[Start Information shown]

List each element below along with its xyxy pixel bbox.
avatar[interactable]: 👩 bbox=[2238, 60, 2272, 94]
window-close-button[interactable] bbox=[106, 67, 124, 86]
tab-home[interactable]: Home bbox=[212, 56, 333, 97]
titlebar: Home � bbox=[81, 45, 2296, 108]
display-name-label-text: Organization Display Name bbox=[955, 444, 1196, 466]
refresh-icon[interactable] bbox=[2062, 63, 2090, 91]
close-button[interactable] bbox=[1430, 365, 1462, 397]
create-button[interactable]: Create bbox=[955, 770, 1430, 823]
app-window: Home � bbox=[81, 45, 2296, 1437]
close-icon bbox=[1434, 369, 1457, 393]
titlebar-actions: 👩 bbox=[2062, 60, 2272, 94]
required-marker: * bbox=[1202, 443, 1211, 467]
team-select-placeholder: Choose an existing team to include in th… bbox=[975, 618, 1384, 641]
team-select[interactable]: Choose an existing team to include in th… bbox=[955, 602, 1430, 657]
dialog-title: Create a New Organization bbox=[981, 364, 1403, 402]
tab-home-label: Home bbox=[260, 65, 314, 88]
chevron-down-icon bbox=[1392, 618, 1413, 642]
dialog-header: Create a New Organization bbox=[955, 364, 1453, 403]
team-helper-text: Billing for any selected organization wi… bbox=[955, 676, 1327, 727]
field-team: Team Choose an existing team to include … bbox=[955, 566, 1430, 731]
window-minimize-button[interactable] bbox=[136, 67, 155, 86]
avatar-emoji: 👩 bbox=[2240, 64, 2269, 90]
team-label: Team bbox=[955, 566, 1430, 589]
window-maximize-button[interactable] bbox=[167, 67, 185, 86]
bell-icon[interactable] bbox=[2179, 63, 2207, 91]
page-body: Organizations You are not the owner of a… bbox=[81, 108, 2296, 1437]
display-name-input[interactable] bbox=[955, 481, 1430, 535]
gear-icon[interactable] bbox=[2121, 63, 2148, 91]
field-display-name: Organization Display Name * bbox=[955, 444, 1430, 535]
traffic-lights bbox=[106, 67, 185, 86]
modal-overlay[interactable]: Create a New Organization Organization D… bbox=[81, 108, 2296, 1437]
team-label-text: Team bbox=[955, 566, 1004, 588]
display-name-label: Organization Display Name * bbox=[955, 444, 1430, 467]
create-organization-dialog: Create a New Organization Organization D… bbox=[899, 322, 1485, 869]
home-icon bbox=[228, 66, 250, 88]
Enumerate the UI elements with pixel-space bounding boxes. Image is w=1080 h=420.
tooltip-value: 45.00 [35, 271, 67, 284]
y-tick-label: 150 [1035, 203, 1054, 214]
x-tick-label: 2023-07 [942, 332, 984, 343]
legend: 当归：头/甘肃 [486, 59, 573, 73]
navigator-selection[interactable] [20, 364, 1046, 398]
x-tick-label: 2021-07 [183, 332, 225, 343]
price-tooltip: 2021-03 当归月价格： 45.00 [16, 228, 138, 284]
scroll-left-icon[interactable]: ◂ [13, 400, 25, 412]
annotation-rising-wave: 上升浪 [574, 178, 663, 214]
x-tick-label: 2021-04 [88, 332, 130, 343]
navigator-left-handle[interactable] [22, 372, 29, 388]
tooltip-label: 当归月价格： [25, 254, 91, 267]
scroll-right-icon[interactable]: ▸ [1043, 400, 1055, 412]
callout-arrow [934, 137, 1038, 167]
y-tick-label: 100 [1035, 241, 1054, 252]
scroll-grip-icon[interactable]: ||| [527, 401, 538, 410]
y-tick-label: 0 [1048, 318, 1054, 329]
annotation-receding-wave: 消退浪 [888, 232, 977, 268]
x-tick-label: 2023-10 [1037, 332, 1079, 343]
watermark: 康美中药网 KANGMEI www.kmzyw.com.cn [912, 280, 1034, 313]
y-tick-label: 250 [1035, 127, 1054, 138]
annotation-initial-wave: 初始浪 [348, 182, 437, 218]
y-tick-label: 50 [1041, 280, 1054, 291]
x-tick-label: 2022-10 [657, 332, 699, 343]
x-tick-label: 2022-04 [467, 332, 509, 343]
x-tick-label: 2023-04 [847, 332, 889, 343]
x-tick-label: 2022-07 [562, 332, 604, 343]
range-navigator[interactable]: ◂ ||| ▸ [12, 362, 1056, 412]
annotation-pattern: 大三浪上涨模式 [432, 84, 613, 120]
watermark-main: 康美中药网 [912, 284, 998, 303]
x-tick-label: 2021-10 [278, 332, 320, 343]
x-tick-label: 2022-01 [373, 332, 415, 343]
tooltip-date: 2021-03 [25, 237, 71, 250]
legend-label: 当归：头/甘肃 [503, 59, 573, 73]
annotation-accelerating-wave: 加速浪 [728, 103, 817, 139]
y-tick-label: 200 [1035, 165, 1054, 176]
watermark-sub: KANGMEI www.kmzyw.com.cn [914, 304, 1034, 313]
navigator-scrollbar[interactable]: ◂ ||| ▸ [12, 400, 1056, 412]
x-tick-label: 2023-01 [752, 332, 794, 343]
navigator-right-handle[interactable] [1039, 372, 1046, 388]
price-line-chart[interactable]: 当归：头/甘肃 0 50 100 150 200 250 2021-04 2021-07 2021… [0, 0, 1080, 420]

[End Information shown]

▶ [The exercise]: Reproduce each line of the items above character for character, with no changes.

▶ [Task output]:
List each element below along with its xyxy pixel bbox.
avatar[interactable]: 👩 bbox=[2238, 60, 2272, 94]
window-close-button[interactable] bbox=[106, 67, 124, 86]
tab-home[interactable]: Home bbox=[212, 56, 333, 97]
titlebar: Home � bbox=[81, 45, 2296, 108]
display-name-label-text: Organization Display Name bbox=[955, 444, 1196, 466]
refresh-icon[interactable] bbox=[2062, 63, 2090, 91]
close-button[interactable] bbox=[1430, 365, 1462, 397]
create-button[interactable]: Create bbox=[955, 770, 1430, 823]
app-window: Home � bbox=[81, 45, 2296, 1437]
close-icon bbox=[1434, 369, 1457, 393]
titlebar-actions: 👩 bbox=[2062, 60, 2272, 94]
required-marker: * bbox=[1202, 443, 1211, 467]
team-select-placeholder: Choose an existing team to include in th… bbox=[975, 618, 1384, 641]
team-select[interactable]: Choose an existing team to include in th… bbox=[955, 602, 1430, 657]
dialog-title: Create a New Organization bbox=[981, 364, 1403, 402]
tab-home-label: Home bbox=[260, 65, 314, 88]
chevron-down-icon bbox=[1392, 618, 1413, 642]
dialog-header: Create a New Organization bbox=[955, 364, 1453, 403]
team-helper-text: Billing for any selected organization wi… bbox=[955, 676, 1327, 727]
field-team: Team Choose an existing team to include … bbox=[955, 566, 1430, 731]
window-minimize-button[interactable] bbox=[136, 67, 155, 86]
avatar-emoji: 👩 bbox=[2240, 64, 2269, 90]
team-label: Team bbox=[955, 566, 1430, 589]
window-maximize-button[interactable] bbox=[167, 67, 185, 86]
bell-icon[interactable] bbox=[2179, 63, 2207, 91]
page-body: Organizations You are not the owner of a… bbox=[81, 108, 2296, 1437]
display-name-input[interactable] bbox=[955, 481, 1430, 535]
gear-icon[interactable] bbox=[2121, 63, 2148, 91]
field-display-name: Organization Display Name * bbox=[955, 444, 1430, 535]
traffic-lights bbox=[106, 67, 185, 86]
modal-overlay[interactable]: Create a New Organization Organization D… bbox=[81, 108, 2296, 1437]
team-label-text: Team bbox=[955, 566, 1004, 588]
display-name-label: Organization Display Name * bbox=[955, 444, 1430, 467]
create-organization-dialog: Create a New Organization Organization D… bbox=[899, 322, 1485, 869]
home-icon bbox=[228, 66, 250, 88]
Enumerate the UI elements with pixel-space bounding boxes. Image is w=1080 h=420.
tooltip-value: 45.00 [35, 271, 67, 284]
y-tick-label: 150 [1035, 203, 1054, 214]
x-tick-label: 2023-07 [942, 332, 984, 343]
legend: 当归：头/甘肃 [486, 59, 573, 73]
navigator-selection[interactable] [20, 364, 1046, 398]
x-tick-label: 2021-07 [183, 332, 225, 343]
price-tooltip: 2021-03 当归月价格： 45.00 [16, 228, 138, 284]
scroll-left-icon[interactable]: ◂ [13, 400, 25, 412]
annotation-rising-wave: 上升浪 [574, 178, 663, 214]
x-tick-label: 2021-04 [88, 332, 130, 343]
navigator-left-handle[interactable] [22, 372, 29, 388]
tooltip-label: 当归月价格： [25, 254, 91, 267]
scroll-right-icon[interactable]: ▸ [1043, 400, 1055, 412]
callout-arrow [934, 137, 1038, 167]
y-tick-label: 100 [1035, 241, 1054, 252]
scroll-grip-icon[interactable]: ||| [527, 401, 538, 410]
y-tick-label: 0 [1048, 318, 1054, 329]
annotation-receding-wave: 消退浪 [888, 232, 977, 268]
x-tick-label: 2023-10 [1037, 332, 1079, 343]
watermark: 康美中药网 KANGMEI www.kmzyw.com.cn [912, 280, 1034, 313]
y-tick-label: 250 [1035, 127, 1054, 138]
annotation-initial-wave: 初始浪 [348, 182, 437, 218]
y-tick-label: 50 [1041, 280, 1054, 291]
x-tick-label: 2022-10 [657, 332, 699, 343]
x-tick-label: 2022-04 [467, 332, 509, 343]
x-tick-label: 2023-04 [847, 332, 889, 343]
x-tick-label: 2022-07 [562, 332, 604, 343]
range-navigator[interactable]: ◂ ||| ▸ [12, 362, 1056, 412]
annotation-pattern: 大三浪上涨模式 [432, 84, 613, 120]
watermark-main: 康美中药网 [912, 284, 998, 303]
x-tick-label: 2021-10 [278, 332, 320, 343]
x-tick-label: 2022-01 [373, 332, 415, 343]
tooltip-date: 2021-03 [25, 237, 71, 250]
legend-label: 当归：头/甘肃 [503, 59, 573, 73]
annotation-accelerating-wave: 加速浪 [728, 103, 817, 139]
y-tick-label: 200 [1035, 165, 1054, 176]
watermark-sub: KANGMEI www.kmzyw.com.cn [914, 304, 1034, 313]
navigator-scrollbar[interactable]: ◂ ||| ▸ [12, 400, 1056, 412]
x-tick-label: 2023-01 [752, 332, 794, 343]
navigator-right-handle[interactable] [1039, 372, 1046, 388]
price-line-chart[interactable]: 当归：头/甘肃 0 50 100 150 200 250 2021-04 2021-07 2021… [0, 0, 1080, 420]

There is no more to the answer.